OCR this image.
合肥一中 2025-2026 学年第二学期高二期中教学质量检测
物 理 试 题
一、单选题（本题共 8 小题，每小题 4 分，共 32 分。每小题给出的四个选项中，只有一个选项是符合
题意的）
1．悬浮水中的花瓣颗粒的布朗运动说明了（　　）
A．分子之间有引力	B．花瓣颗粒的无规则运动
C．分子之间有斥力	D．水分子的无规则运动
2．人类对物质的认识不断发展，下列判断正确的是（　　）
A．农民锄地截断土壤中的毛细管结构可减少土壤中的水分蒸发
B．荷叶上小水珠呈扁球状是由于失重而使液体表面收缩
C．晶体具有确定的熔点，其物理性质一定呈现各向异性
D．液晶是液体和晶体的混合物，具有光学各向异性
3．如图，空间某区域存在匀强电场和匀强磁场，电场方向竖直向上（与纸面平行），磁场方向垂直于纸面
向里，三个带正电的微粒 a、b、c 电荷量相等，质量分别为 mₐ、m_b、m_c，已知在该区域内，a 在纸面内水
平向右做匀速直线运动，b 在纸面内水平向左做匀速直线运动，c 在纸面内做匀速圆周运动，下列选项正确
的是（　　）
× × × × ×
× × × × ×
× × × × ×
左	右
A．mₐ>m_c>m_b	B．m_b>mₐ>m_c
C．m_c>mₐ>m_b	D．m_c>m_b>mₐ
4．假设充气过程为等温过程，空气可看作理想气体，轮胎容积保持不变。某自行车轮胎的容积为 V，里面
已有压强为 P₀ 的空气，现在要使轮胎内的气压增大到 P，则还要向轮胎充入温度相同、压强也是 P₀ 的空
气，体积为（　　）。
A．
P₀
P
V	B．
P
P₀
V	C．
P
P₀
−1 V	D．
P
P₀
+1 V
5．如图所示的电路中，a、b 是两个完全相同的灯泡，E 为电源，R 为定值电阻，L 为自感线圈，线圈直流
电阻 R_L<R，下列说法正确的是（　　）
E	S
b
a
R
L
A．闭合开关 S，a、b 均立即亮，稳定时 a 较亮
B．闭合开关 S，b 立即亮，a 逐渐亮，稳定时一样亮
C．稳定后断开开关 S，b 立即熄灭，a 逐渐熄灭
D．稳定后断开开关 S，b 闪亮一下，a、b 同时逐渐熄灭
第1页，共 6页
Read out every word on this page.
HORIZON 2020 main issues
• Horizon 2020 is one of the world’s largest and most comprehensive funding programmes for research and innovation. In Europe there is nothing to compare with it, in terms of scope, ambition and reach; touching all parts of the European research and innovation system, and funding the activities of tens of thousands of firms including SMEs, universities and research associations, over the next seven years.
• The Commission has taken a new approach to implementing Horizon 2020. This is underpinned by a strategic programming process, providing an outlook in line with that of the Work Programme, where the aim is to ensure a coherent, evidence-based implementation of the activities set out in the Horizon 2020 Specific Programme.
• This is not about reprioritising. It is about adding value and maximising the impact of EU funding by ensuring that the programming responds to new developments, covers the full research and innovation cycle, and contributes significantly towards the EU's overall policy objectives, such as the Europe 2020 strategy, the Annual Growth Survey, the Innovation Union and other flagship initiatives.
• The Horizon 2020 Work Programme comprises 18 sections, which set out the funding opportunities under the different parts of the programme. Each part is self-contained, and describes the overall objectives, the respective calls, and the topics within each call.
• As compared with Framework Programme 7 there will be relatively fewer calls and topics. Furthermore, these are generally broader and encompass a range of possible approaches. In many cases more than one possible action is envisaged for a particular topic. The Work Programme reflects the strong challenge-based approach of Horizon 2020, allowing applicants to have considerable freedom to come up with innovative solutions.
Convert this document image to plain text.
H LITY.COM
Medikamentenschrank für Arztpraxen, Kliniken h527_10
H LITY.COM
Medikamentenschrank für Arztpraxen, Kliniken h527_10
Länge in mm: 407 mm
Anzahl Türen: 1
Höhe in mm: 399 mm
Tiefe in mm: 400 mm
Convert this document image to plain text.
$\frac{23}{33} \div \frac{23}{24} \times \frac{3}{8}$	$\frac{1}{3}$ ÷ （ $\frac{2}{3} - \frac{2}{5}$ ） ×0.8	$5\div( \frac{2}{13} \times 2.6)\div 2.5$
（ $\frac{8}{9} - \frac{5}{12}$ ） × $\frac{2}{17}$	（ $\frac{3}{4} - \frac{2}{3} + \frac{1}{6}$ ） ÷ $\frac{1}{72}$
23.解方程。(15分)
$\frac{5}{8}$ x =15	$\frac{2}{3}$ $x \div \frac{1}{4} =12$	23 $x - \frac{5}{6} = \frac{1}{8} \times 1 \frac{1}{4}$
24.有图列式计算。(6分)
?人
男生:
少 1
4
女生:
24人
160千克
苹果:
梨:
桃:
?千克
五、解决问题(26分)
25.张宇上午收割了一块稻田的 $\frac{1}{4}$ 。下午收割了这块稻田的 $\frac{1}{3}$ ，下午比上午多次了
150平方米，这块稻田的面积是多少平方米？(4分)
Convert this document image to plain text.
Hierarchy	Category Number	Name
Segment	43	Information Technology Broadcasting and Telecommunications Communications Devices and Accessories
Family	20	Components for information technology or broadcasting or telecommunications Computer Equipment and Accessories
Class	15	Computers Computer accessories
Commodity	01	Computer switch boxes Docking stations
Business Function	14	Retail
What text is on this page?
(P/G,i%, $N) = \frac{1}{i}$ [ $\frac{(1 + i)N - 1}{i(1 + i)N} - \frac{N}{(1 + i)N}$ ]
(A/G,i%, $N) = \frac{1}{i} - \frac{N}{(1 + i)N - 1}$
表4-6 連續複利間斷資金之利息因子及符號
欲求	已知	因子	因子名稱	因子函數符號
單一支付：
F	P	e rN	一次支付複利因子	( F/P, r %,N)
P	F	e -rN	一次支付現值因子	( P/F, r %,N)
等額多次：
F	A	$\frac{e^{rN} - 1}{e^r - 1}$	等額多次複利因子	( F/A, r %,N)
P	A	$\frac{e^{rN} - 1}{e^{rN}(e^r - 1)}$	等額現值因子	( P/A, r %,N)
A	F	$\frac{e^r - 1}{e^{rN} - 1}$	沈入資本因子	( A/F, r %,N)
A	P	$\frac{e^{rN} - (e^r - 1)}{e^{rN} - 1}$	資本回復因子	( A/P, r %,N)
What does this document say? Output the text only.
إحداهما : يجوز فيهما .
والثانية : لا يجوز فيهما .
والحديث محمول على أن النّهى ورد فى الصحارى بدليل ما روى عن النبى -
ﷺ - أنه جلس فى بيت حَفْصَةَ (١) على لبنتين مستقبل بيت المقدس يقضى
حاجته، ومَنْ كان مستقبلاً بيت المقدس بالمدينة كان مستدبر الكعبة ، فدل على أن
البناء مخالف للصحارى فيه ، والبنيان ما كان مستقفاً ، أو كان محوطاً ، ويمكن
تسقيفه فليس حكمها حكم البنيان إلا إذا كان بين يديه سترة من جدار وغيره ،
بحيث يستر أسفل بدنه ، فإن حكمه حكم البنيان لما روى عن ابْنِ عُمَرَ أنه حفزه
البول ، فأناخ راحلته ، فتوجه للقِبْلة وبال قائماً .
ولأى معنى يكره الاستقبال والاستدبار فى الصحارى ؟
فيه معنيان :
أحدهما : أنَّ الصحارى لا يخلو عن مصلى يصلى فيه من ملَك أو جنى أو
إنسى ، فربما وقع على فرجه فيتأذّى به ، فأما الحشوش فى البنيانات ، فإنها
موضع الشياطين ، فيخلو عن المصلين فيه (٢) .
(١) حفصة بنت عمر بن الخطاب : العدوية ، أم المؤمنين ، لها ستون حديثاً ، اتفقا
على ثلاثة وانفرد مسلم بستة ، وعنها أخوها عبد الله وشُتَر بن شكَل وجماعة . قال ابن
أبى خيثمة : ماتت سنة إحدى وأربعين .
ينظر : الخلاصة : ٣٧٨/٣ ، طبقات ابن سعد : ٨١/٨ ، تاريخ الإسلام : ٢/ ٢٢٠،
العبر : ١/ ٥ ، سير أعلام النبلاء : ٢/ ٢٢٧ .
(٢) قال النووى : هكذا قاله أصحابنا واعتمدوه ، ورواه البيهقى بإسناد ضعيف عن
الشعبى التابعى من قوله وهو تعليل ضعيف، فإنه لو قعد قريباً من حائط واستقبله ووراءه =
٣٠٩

> [Your goal]
Select and copy each line from the data that includes the word "Computer".

> [Result for this task]
Family	20	Components for information technology or broadcasting or telecommunications Computer Equipment and Accessories
Class	15	Computers Computer accessories
Commodity	01	Computer switch boxes Docking stations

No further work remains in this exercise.